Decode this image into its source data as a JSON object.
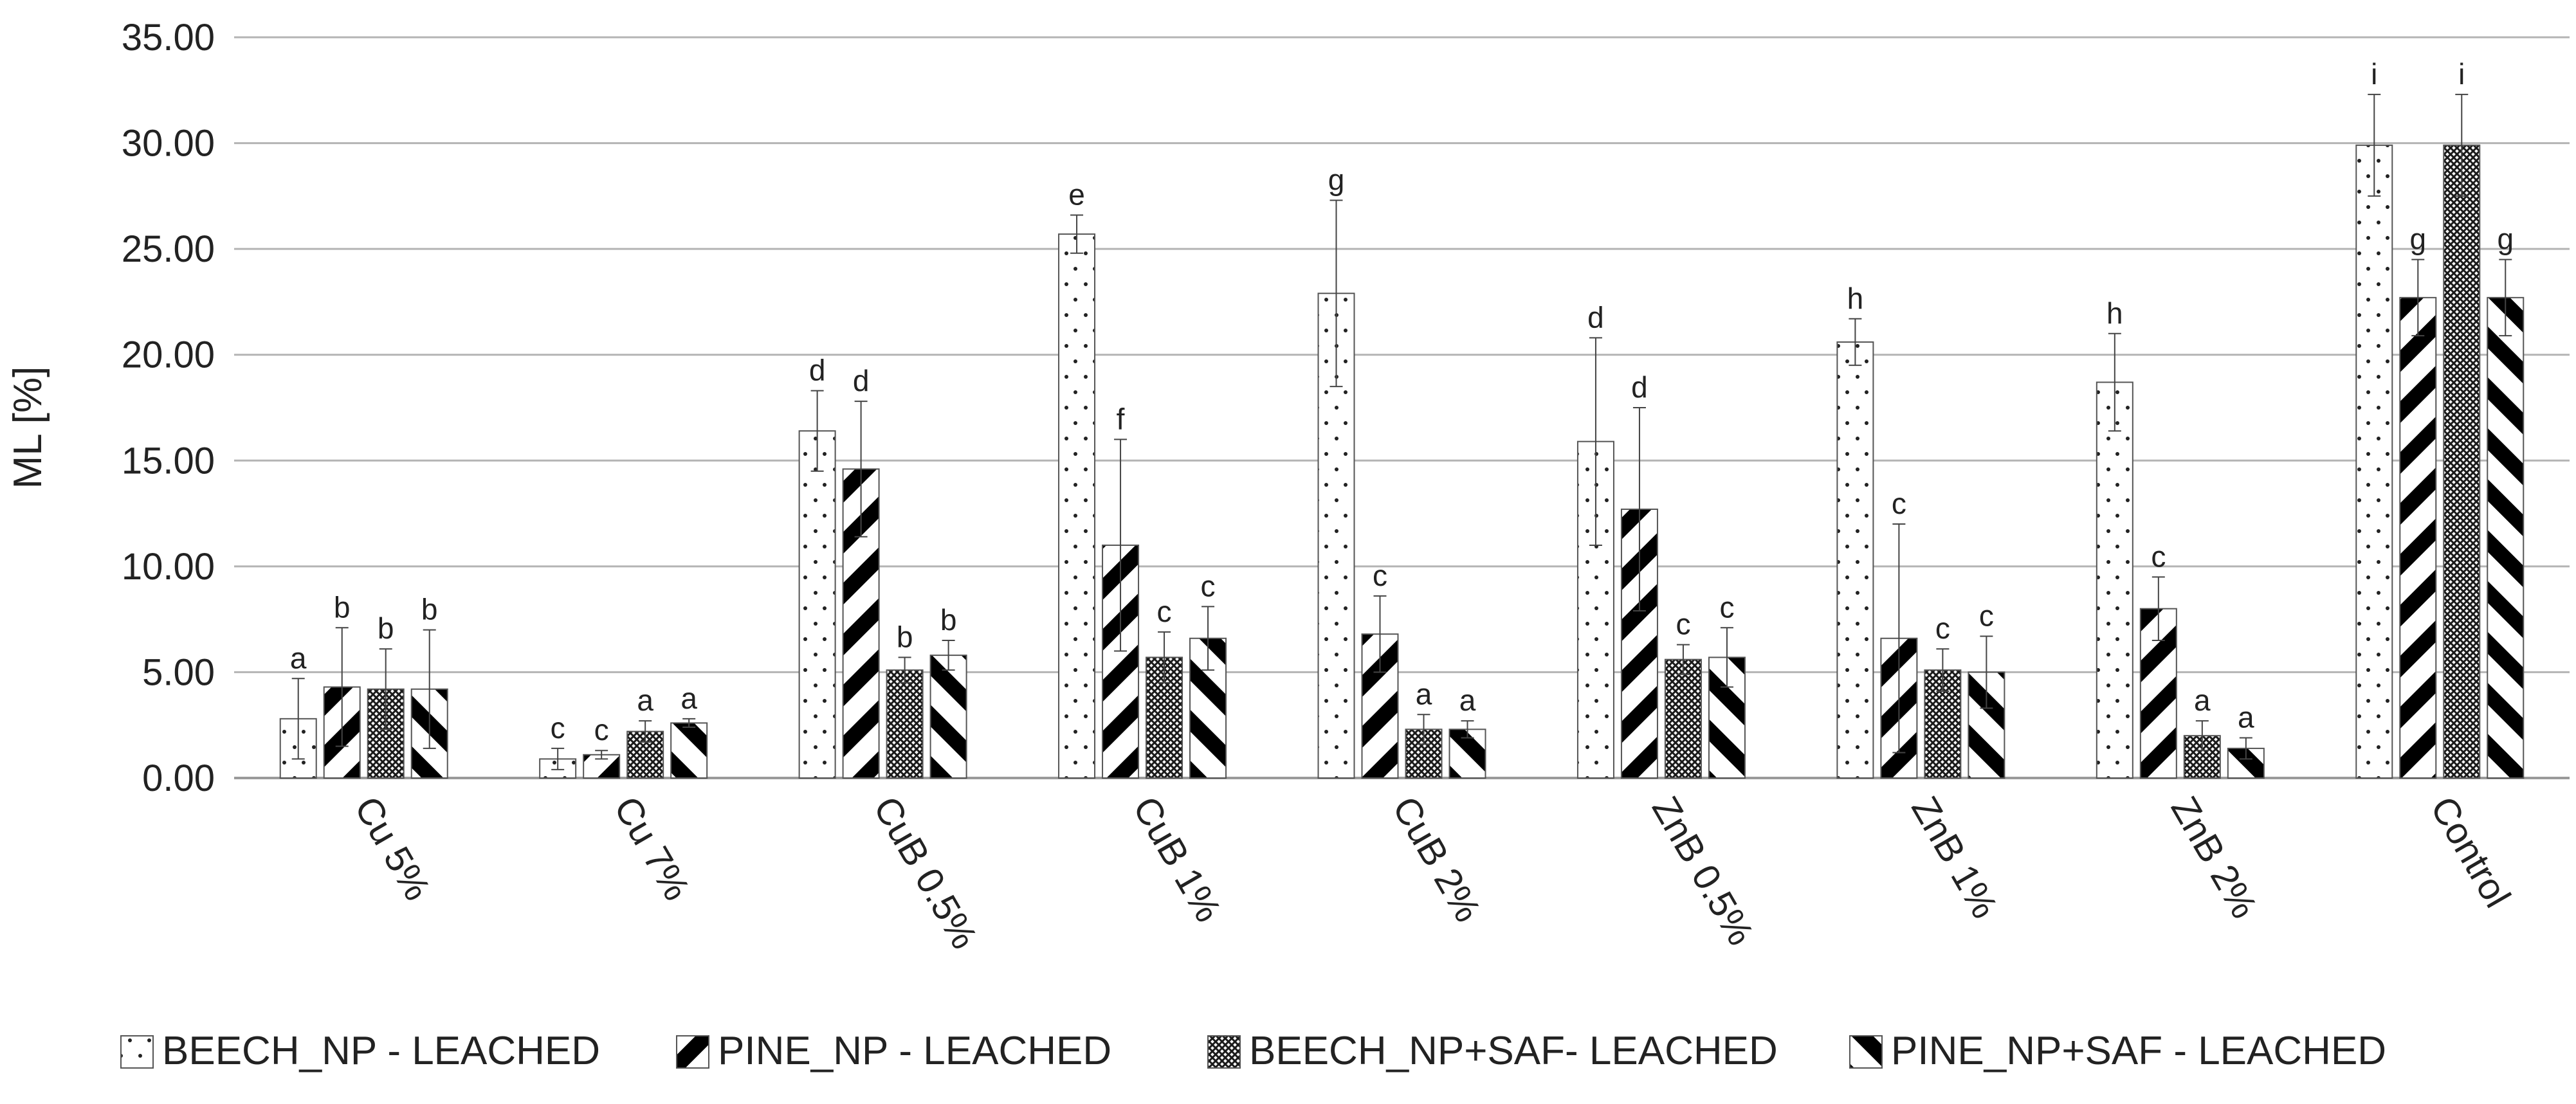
{
  "chart_data": {
    "type": "bar",
    "title": "",
    "xlabel": "",
    "ylabel": "ML [%]",
    "ylim": [
      0,
      35
    ],
    "yticks": [
      "0.00",
      "5.00",
      "10.00",
      "15.00",
      "20.00",
      "25.00",
      "30.00",
      "35.00"
    ],
    "grid": "horizontal",
    "legend_position": "bottom",
    "categories": [
      "Cu 5%",
      "Cu 7%",
      "CuB 0.5%",
      "CuB 1%",
      "CuB 2%",
      "ZnB 0.5%",
      "ZnB 1%",
      "ZnB 2%",
      "Control"
    ],
    "series": [
      {
        "name": "BEECH_NP - LEACHED",
        "pattern": "dots",
        "values": [
          2.8,
          0.9,
          16.4,
          25.7,
          22.9,
          15.9,
          20.6,
          18.7,
          29.9
        ],
        "errors": [
          1.9,
          0.5,
          1.9,
          0.9,
          4.4,
          4.9,
          1.1,
          2.3,
          2.4
        ],
        "labels": [
          "a",
          "c",
          "d",
          "e",
          "g",
          "d",
          "h",
          "h",
          "i"
        ]
      },
      {
        "name": "PINE_NP - LEACHED",
        "pattern": "wide-diagonal",
        "values": [
          4.3,
          1.1,
          14.6,
          11.0,
          6.8,
          12.7,
          6.6,
          8.0,
          22.7
        ],
        "errors": [
          2.8,
          0.2,
          3.2,
          5.0,
          1.8,
          4.8,
          5.4,
          1.5,
          1.8
        ],
        "labels": [
          "b",
          "c",
          "d",
          "f",
          "c",
          "d",
          "c",
          "c",
          "g"
        ]
      },
      {
        "name": "BEECH_NP+SAF- LEACHED",
        "pattern": "crosshatch",
        "values": [
          4.2,
          2.2,
          5.1,
          5.7,
          2.3,
          5.6,
          5.1,
          2.0,
          29.9
        ],
        "errors": [
          1.9,
          0.5,
          0.6,
          1.2,
          0.7,
          0.7,
          1.0,
          0.7,
          2.4
        ],
        "labels": [
          "b",
          "a",
          "b",
          "c",
          "a",
          "c",
          "c",
          "a",
          "i"
        ]
      },
      {
        "name": "PINE_NP+SAF - LEACHED",
        "pattern": "wide-back-diagonal",
        "values": [
          4.2,
          2.6,
          5.8,
          6.6,
          2.3,
          5.7,
          5.0,
          1.4,
          22.7
        ],
        "errors": [
          2.8,
          0.2,
          0.7,
          1.5,
          0.4,
          1.4,
          1.7,
          0.5,
          1.8
        ],
        "labels": [
          "b",
          "a",
          "b",
          "c",
          "a",
          "c",
          "c",
          "a",
          "g"
        ]
      }
    ]
  }
}
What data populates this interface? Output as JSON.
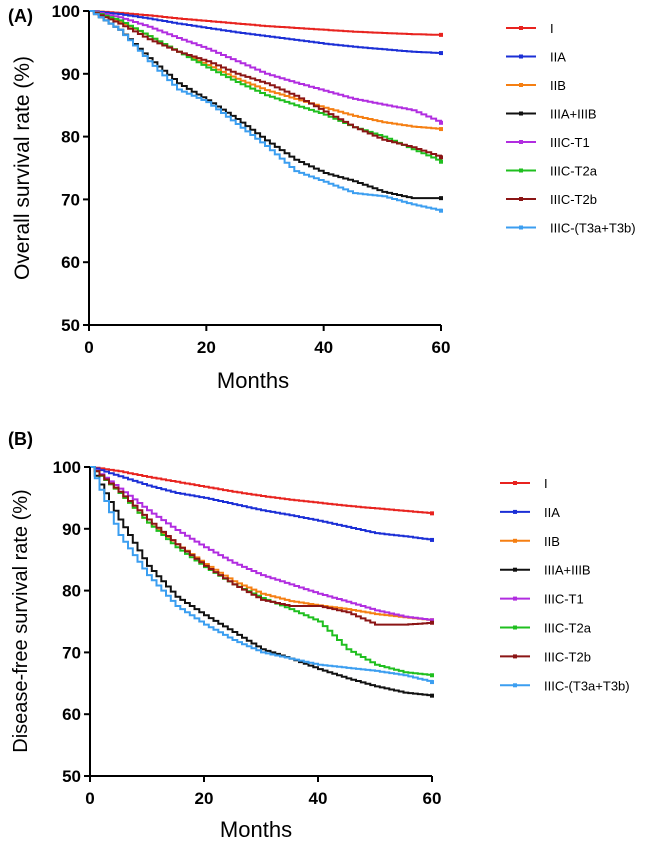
{
  "colors": {
    "I": "#e8231f",
    "IIA": "#1b2fd6",
    "IIB": "#f57f12",
    "IIIA+IIIB": "#111111",
    "IIIC-T1": "#b12de0",
    "IIIC-T2a": "#1fbf1f",
    "IIIC-T2b": "#8b1515",
    "IIIC-(T3a+T3b)": "#3b9ef0"
  },
  "chart_data": [
    {
      "type": "line",
      "panel_label": "(A)",
      "xlabel": "Months",
      "ylabel": "Overall survival rate (%)",
      "xlim": [
        0,
        60
      ],
      "ylim": [
        50,
        100
      ],
      "xticks": [
        "0",
        "20",
        "40",
        "60"
      ],
      "yticks": [
        "50",
        "60",
        "70",
        "80",
        "90",
        "100"
      ],
      "legend_position": "right",
      "series": [
        {
          "name": "I",
          "x": [
            0,
            5,
            10,
            15,
            20,
            25,
            30,
            35,
            40,
            45,
            50,
            55,
            60
          ],
          "values": [
            100,
            99.7,
            99.3,
            98.8,
            98.4,
            98.0,
            97.6,
            97.3,
            97.0,
            96.7,
            96.5,
            96.3,
            96.2
          ]
        },
        {
          "name": "IIA",
          "x": [
            0,
            5,
            10,
            15,
            20,
            25,
            30,
            35,
            40,
            45,
            50,
            55,
            60
          ],
          "values": [
            100,
            99.5,
            98.8,
            98.0,
            97.3,
            96.6,
            96.0,
            95.4,
            94.8,
            94.3,
            93.9,
            93.5,
            93.3
          ]
        },
        {
          "name": "IIB",
          "x": [
            0,
            5,
            10,
            15,
            20,
            25,
            30,
            35,
            40,
            45,
            50,
            55,
            60
          ],
          "values": [
            100,
            98.3,
            96.0,
            93.5,
            91.4,
            89.2,
            87.4,
            86.0,
            84.6,
            83.3,
            82.3,
            81.6,
            81.2
          ]
        },
        {
          "name": "IIIA+IIIB",
          "x": [
            0,
            5,
            10,
            15,
            20,
            25,
            30,
            35,
            40,
            45,
            50,
            55,
            60
          ],
          "values": [
            100,
            97.0,
            92.5,
            88.5,
            85.8,
            82.8,
            79.4,
            76.3,
            74.2,
            72.9,
            71.2,
            70.2,
            70.2
          ]
        },
        {
          "name": "IIIC-T1",
          "x": [
            0,
            5,
            10,
            15,
            20,
            25,
            30,
            35,
            40,
            45,
            50,
            55,
            60
          ],
          "values": [
            100,
            99.0,
            97.5,
            95.7,
            94.0,
            92.0,
            90.0,
            88.6,
            87.3,
            86.0,
            85.1,
            84.2,
            82.2
          ]
        },
        {
          "name": "IIIC-T2a",
          "x": [
            0,
            5,
            10,
            15,
            20,
            25,
            30,
            35,
            40,
            45,
            50,
            55,
            60
          ],
          "values": [
            100,
            98.5,
            96.0,
            93.5,
            91.0,
            88.7,
            86.6,
            85.0,
            83.5,
            81.5,
            80.0,
            78.0,
            76.0
          ]
        },
        {
          "name": "IIIC-T2b",
          "x": [
            0,
            5,
            10,
            15,
            20,
            25,
            30,
            35,
            40,
            45,
            50,
            55,
            60
          ],
          "values": [
            100,
            98.0,
            95.5,
            93.5,
            92.0,
            90.0,
            88.5,
            86.5,
            84.0,
            81.5,
            79.5,
            78.3,
            76.7
          ]
        },
        {
          "name": "IIIC-(T3a+T3b)",
          "x": [
            0,
            5,
            10,
            15,
            20,
            25,
            30,
            35,
            40,
            45,
            50,
            55,
            60
          ],
          "values": [
            100,
            97.0,
            92.0,
            87.5,
            85.5,
            82.0,
            78.5,
            74.5,
            72.8,
            71.0,
            70.5,
            69.2,
            68.2
          ]
        }
      ]
    },
    {
      "type": "line",
      "panel_label": "(B)",
      "xlabel": "Months",
      "ylabel": "Disease-free survival rate (%)",
      "xlim": [
        0,
        60
      ],
      "ylim": [
        50,
        100
      ],
      "xticks": [
        "0",
        "20",
        "40",
        "60"
      ],
      "yticks": [
        "50",
        "60",
        "70",
        "80",
        "90",
        "100"
      ],
      "legend_position": "right",
      "series": [
        {
          "name": "I",
          "x": [
            0,
            5,
            10,
            15,
            20,
            25,
            30,
            35,
            40,
            45,
            50,
            55,
            60
          ],
          "values": [
            100,
            99.3,
            98.4,
            97.6,
            96.8,
            96.0,
            95.3,
            94.7,
            94.2,
            93.7,
            93.3,
            92.9,
            92.5
          ]
        },
        {
          "name": "IIA",
          "x": [
            0,
            5,
            10,
            15,
            20,
            25,
            30,
            35,
            40,
            45,
            50,
            55,
            60
          ],
          "values": [
            100,
            98.5,
            97.0,
            95.8,
            95.0,
            94.0,
            93.0,
            92.2,
            91.3,
            90.3,
            89.3,
            88.8,
            88.2
          ]
        },
        {
          "name": "IIB",
          "x": [
            0,
            5,
            10,
            15,
            20,
            25,
            30,
            35,
            40,
            45,
            50,
            55,
            60
          ],
          "values": [
            100,
            95.8,
            91.0,
            87.5,
            84.3,
            81.5,
            79.5,
            78.3,
            77.6,
            77.0,
            76.2,
            75.7,
            75.2
          ]
        },
        {
          "name": "IIIA+IIIB",
          "x": [
            0,
            5,
            10,
            15,
            20,
            25,
            30,
            35,
            40,
            45,
            50,
            55,
            60
          ],
          "values": [
            100,
            91.5,
            84.0,
            79.0,
            76.0,
            73.3,
            70.5,
            69.0,
            67.3,
            65.8,
            64.5,
            63.5,
            63.0
          ]
        },
        {
          "name": "IIIC-T1",
          "x": [
            0,
            5,
            10,
            15,
            20,
            25,
            30,
            35,
            40,
            45,
            50,
            55,
            60
          ],
          "values": [
            100,
            96.5,
            93.0,
            89.8,
            87.0,
            84.5,
            82.5,
            81.0,
            79.5,
            78.2,
            76.8,
            75.8,
            75.2
          ]
        },
        {
          "name": "IIIC-T2a",
          "x": [
            0,
            5,
            10,
            15,
            20,
            25,
            30,
            35,
            40,
            45,
            50,
            55,
            60
          ],
          "values": [
            100,
            95.8,
            91.0,
            87.0,
            83.8,
            81.0,
            78.8,
            77.0,
            75.0,
            70.5,
            68.0,
            66.8,
            66.3
          ]
        },
        {
          "name": "IIIC-T2b",
          "x": [
            0,
            5,
            10,
            15,
            20,
            25,
            30,
            35,
            40,
            45,
            50,
            55,
            60
          ],
          "values": [
            100,
            96.0,
            91.5,
            87.5,
            84.0,
            81.0,
            78.5,
            77.5,
            77.5,
            76.5,
            74.5,
            74.5,
            74.8
          ]
        },
        {
          "name": "IIIC-(T3a+T3b)",
          "x": [
            0,
            5,
            10,
            15,
            20,
            25,
            30,
            35,
            40,
            45,
            50,
            55,
            60
          ],
          "values": [
            100,
            89.0,
            82.5,
            77.5,
            74.5,
            72.0,
            70.0,
            69.0,
            68.0,
            67.5,
            67.0,
            66.3,
            65.2
          ]
        }
      ]
    }
  ]
}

-.-.-

Pull out every line in the data above that has the word "survival".

      "ylabel": "Overall survival rate (%)",
      "ylabel": "Disease-free survival rate (%)",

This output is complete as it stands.